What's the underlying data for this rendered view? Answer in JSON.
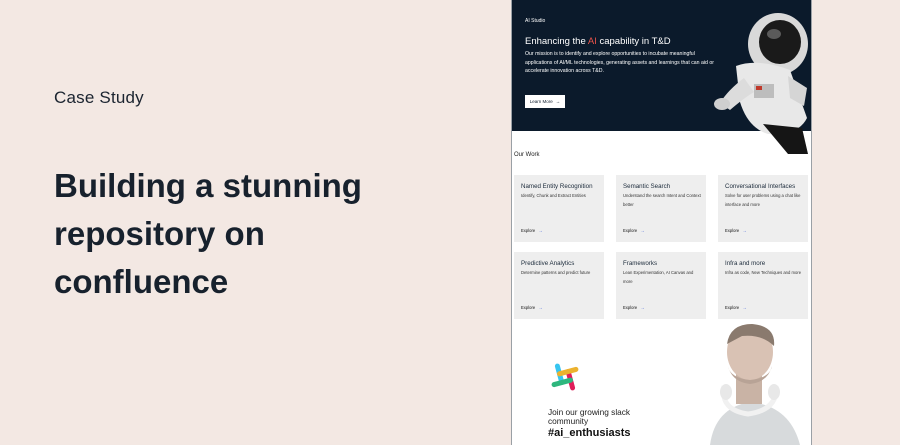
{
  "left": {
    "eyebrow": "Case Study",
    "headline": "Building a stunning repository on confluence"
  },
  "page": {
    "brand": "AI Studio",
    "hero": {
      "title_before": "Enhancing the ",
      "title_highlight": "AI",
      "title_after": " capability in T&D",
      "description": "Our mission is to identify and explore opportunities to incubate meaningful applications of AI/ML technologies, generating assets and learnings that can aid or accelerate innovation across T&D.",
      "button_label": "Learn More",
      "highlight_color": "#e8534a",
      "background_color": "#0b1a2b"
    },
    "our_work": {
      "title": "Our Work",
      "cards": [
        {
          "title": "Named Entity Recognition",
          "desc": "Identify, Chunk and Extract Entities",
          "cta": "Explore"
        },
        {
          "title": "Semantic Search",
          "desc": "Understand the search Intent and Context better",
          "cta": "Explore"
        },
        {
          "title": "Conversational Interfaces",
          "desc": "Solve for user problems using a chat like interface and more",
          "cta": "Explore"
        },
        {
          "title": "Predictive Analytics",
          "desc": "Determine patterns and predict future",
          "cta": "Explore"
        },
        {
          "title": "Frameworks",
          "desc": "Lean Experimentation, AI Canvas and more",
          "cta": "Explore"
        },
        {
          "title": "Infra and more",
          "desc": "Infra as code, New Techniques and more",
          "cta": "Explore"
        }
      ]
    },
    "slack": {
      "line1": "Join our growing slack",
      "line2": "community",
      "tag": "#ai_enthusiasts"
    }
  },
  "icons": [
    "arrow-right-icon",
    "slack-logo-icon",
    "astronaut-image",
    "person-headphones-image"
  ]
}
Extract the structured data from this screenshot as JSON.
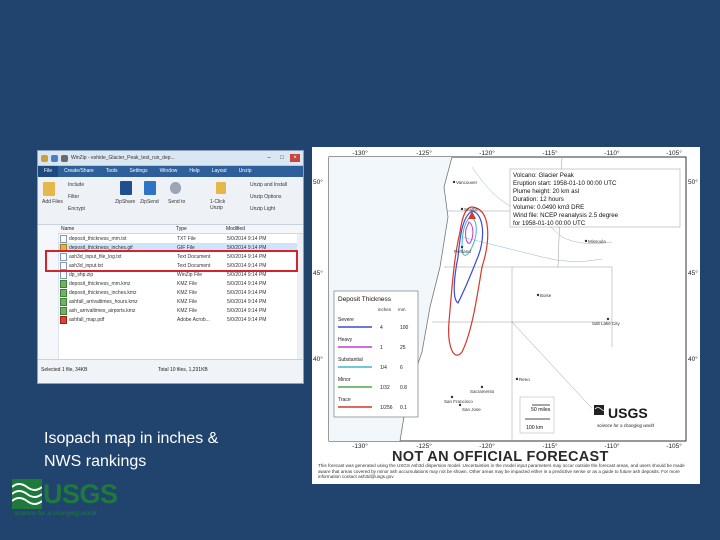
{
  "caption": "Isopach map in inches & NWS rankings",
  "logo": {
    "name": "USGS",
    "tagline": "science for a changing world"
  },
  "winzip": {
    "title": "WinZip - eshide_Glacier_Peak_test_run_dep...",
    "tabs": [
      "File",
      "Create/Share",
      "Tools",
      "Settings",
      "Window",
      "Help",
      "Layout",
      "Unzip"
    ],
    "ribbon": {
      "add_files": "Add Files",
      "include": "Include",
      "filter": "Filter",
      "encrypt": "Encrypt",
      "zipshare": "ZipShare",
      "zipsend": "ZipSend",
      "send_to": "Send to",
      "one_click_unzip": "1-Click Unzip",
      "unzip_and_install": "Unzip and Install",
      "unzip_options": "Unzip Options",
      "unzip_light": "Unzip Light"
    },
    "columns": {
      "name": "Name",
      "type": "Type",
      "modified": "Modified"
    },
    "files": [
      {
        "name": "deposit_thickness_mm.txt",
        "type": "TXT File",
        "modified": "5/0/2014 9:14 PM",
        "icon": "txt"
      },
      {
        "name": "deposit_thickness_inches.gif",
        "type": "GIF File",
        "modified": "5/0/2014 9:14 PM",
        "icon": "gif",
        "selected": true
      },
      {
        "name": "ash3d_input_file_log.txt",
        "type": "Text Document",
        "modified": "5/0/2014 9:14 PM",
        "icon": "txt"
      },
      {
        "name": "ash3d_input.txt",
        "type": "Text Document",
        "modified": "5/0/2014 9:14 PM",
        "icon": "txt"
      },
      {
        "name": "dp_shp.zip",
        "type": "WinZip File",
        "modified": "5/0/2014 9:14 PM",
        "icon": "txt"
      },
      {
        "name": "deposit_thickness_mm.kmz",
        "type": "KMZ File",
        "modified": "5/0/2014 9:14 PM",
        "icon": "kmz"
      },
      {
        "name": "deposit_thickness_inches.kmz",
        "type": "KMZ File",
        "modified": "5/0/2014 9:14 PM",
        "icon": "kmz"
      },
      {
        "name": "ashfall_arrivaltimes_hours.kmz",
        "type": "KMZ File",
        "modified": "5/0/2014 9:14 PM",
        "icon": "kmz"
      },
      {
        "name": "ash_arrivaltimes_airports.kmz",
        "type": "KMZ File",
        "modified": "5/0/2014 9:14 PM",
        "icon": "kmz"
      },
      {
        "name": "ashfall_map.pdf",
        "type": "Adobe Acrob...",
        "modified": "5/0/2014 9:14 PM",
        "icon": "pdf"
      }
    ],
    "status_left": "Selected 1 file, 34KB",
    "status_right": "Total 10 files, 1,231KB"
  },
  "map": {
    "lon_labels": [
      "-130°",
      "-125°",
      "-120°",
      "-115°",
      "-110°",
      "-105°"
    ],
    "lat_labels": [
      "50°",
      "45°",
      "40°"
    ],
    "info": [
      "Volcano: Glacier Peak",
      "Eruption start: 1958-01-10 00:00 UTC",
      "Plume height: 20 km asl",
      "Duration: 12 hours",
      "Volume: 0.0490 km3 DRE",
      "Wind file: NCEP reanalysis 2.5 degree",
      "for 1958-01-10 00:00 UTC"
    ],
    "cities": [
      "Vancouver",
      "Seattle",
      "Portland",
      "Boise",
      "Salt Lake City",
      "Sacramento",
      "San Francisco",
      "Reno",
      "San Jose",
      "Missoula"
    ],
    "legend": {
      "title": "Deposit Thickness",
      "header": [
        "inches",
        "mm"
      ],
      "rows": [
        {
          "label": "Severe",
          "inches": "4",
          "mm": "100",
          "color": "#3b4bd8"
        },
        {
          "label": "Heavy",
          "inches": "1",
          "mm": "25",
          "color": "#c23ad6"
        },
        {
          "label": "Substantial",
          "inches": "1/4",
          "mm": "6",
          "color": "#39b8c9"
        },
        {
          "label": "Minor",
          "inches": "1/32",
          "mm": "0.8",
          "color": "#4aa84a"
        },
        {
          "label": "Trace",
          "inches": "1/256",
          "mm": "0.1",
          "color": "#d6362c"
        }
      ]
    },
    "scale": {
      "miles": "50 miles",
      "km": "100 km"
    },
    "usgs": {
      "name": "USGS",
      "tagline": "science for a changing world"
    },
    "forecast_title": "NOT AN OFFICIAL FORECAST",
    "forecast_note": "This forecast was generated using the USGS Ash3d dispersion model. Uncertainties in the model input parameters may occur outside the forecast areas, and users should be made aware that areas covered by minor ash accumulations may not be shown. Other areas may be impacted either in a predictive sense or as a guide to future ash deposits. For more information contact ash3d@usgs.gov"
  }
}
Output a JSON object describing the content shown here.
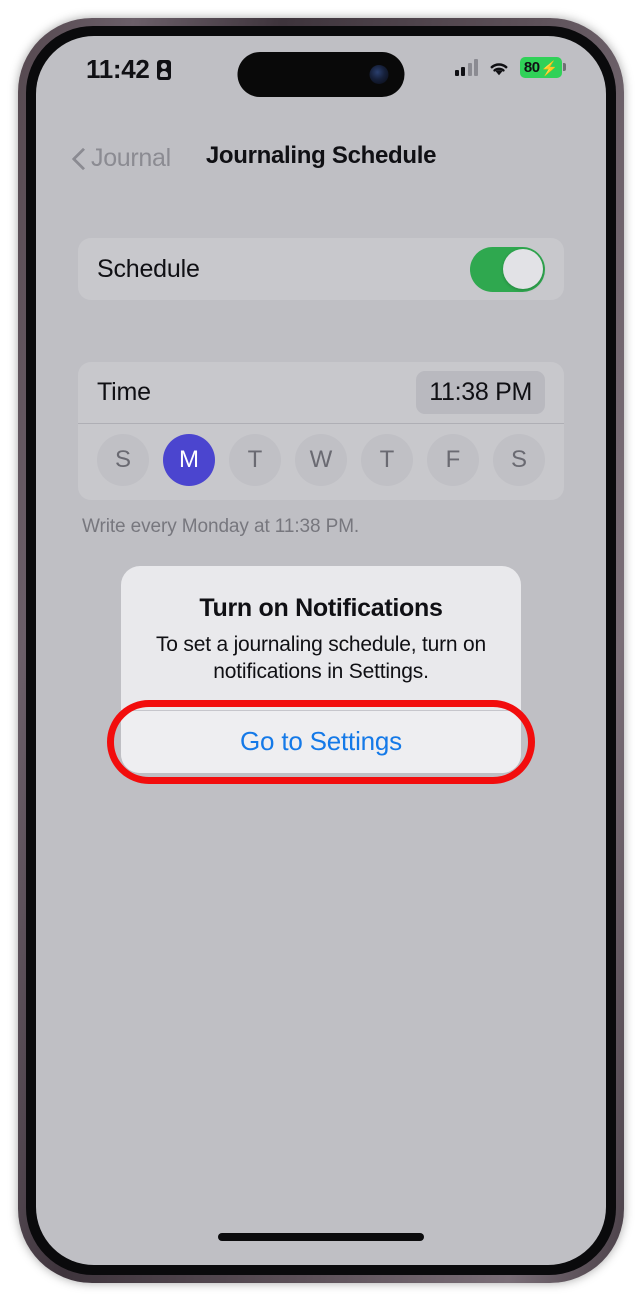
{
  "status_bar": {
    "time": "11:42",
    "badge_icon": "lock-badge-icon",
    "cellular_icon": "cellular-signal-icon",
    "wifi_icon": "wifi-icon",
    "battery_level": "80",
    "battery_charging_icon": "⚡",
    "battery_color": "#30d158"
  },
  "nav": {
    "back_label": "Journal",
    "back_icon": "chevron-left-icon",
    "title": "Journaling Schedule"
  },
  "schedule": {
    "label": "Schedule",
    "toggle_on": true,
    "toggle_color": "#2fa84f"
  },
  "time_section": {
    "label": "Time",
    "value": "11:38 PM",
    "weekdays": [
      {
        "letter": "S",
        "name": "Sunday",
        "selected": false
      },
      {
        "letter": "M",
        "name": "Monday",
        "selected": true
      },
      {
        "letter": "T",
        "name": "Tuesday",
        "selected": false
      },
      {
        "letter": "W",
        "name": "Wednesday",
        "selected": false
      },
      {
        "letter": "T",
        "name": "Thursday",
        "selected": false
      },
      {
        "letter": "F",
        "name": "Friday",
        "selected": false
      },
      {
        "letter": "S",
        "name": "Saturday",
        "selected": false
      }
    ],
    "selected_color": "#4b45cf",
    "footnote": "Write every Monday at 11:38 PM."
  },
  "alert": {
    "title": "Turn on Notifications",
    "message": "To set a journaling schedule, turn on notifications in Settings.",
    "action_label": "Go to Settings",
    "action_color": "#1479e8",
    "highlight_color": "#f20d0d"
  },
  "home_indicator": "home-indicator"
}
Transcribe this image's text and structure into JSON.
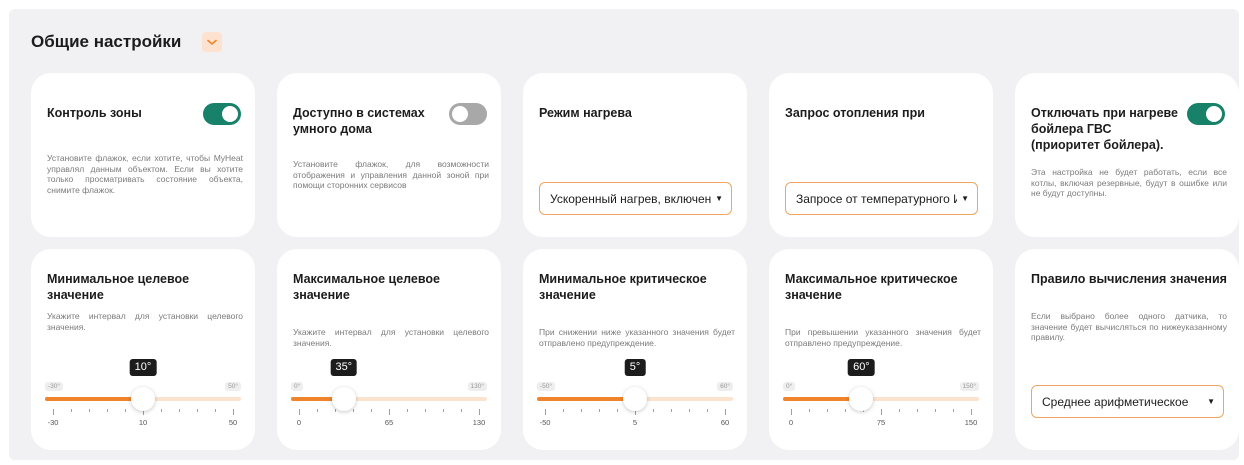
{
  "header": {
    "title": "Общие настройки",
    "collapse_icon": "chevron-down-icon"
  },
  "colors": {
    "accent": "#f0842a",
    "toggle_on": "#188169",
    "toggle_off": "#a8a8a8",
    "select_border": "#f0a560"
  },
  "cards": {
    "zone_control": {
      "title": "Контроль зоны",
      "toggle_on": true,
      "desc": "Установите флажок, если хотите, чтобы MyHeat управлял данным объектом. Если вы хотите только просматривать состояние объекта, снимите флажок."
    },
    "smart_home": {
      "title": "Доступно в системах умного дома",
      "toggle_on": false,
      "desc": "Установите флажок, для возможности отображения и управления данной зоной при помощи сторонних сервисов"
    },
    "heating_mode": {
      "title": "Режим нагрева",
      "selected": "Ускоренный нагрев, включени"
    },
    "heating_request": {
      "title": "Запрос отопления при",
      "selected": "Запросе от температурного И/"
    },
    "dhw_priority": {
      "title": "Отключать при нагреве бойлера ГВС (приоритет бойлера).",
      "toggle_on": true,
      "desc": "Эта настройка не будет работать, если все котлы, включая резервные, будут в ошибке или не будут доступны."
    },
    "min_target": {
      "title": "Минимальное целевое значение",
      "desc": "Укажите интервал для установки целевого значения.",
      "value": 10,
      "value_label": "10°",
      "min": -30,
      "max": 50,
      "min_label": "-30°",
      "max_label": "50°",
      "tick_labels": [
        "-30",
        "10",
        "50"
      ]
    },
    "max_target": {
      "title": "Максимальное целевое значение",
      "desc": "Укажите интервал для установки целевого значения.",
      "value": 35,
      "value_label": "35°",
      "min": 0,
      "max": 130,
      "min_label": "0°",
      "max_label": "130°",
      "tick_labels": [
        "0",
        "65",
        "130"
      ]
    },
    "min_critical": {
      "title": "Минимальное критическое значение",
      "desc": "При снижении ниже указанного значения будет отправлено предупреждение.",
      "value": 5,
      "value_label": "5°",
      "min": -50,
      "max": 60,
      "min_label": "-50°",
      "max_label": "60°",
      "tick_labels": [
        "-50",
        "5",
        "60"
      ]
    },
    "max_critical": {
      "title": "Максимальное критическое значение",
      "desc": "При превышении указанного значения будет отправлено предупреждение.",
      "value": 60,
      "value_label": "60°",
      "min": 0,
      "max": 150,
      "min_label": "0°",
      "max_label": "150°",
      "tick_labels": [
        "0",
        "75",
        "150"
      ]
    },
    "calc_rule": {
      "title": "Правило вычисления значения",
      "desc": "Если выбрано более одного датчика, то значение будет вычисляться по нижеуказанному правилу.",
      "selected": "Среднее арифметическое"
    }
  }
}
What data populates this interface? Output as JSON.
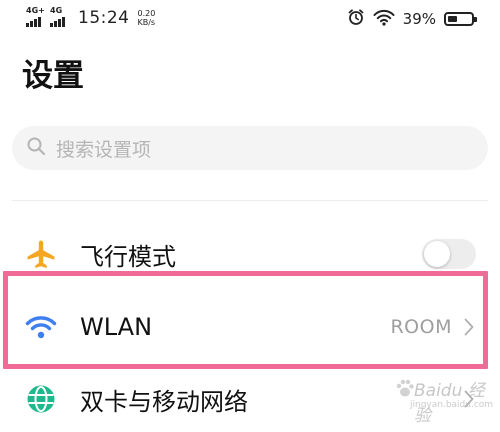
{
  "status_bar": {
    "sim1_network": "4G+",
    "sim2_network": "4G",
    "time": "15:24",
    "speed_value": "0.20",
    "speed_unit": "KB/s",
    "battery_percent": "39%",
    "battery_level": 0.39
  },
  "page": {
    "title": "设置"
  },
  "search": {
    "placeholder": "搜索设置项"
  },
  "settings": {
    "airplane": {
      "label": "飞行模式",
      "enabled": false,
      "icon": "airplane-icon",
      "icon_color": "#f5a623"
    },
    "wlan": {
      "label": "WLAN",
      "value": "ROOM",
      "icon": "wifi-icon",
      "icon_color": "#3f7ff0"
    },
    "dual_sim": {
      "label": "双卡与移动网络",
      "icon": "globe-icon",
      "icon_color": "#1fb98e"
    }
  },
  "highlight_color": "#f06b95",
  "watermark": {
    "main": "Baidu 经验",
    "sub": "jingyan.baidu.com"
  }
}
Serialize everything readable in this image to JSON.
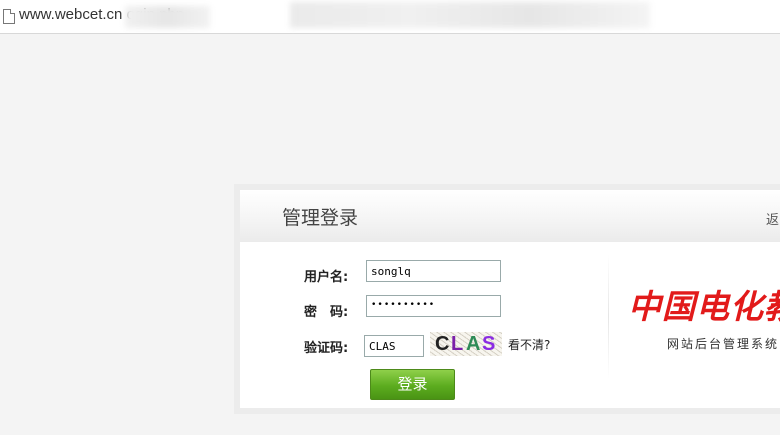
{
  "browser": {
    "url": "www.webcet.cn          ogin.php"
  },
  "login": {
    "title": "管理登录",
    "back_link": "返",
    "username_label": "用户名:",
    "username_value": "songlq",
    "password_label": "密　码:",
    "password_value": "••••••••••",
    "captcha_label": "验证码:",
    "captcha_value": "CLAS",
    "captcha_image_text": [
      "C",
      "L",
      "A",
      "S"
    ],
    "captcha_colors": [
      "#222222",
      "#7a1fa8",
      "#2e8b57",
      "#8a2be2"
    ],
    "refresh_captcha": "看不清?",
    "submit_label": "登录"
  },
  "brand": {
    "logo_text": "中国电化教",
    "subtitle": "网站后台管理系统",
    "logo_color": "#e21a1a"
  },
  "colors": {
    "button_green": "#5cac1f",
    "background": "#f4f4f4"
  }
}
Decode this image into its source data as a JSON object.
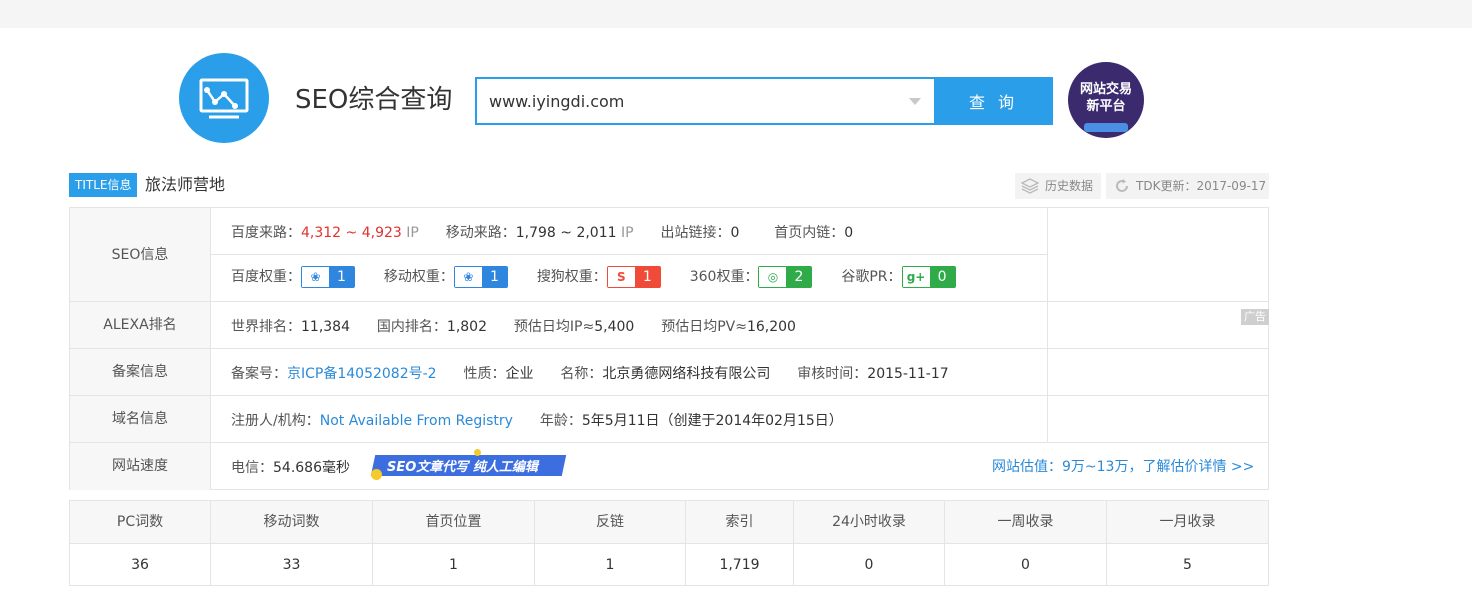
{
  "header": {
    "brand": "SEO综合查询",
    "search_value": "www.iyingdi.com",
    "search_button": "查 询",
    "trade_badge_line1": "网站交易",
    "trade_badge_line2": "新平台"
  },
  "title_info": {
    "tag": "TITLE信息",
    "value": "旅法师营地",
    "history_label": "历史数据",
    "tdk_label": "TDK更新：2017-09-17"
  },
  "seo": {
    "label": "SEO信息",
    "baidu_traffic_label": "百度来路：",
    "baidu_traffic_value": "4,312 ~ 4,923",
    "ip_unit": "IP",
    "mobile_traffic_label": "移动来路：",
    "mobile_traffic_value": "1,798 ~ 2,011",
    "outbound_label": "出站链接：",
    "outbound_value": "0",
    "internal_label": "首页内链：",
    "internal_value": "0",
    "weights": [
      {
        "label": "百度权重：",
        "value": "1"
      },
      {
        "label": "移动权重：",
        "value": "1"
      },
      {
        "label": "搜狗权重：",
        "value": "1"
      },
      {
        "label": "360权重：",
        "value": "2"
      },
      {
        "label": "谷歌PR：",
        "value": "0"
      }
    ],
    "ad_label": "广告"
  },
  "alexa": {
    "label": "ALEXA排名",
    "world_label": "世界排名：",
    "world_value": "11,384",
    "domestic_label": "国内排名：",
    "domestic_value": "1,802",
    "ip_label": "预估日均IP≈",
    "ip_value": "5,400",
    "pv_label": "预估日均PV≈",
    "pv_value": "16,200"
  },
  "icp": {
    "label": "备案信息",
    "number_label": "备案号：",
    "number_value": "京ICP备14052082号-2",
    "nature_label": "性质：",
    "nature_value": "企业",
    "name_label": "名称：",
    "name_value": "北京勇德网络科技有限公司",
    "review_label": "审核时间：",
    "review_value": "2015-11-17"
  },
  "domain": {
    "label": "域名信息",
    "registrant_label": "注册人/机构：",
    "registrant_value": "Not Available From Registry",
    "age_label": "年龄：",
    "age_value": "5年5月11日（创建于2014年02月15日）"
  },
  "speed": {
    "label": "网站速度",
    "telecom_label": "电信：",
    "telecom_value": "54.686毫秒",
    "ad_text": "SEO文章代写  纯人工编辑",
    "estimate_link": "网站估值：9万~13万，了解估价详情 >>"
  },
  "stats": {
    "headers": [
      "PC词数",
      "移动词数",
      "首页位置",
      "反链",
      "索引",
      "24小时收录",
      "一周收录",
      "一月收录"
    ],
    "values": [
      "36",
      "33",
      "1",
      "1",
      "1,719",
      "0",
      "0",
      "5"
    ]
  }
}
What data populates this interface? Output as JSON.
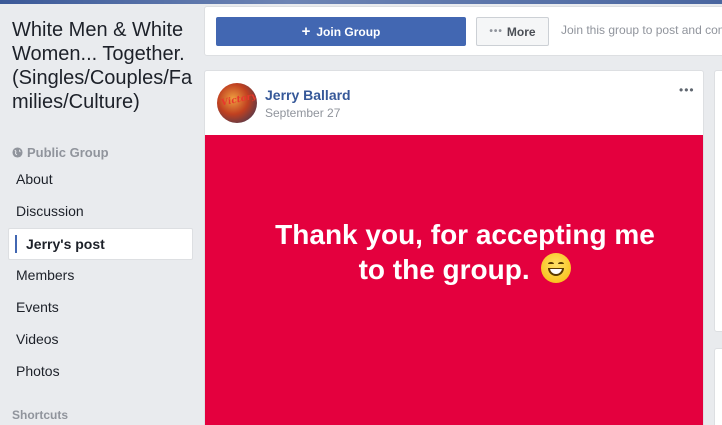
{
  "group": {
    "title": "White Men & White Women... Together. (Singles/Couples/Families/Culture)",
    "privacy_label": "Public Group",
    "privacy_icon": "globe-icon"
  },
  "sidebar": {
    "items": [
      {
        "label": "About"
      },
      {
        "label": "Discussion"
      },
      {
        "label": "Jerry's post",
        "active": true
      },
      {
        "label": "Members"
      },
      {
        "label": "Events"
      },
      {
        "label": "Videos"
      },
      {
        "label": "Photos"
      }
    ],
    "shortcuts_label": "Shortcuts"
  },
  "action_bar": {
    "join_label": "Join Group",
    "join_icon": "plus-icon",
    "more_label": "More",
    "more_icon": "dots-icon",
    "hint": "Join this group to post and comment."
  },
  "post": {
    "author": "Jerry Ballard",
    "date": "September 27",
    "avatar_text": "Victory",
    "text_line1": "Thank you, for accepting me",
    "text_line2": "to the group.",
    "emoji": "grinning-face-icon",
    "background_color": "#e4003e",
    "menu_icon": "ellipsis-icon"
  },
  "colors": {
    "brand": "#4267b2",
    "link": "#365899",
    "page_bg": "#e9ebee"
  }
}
******************************
**Task instructions**
Where a line of the entries contains the word "JSON", copy that line.

**Exercise result**
What's the underlying data for this rendered view? Answer in JSON.
Extract the structured data from this screenshot as JSON.
Output a JSON object describing the content shown here.
Transcribe this image's text and structure into JSON.
What data populates this interface? Output as JSON.
Serialize everything readable in this image to JSON.
Decode this image into its source data as a JSON object.
What data populates this interface? Output as JSON.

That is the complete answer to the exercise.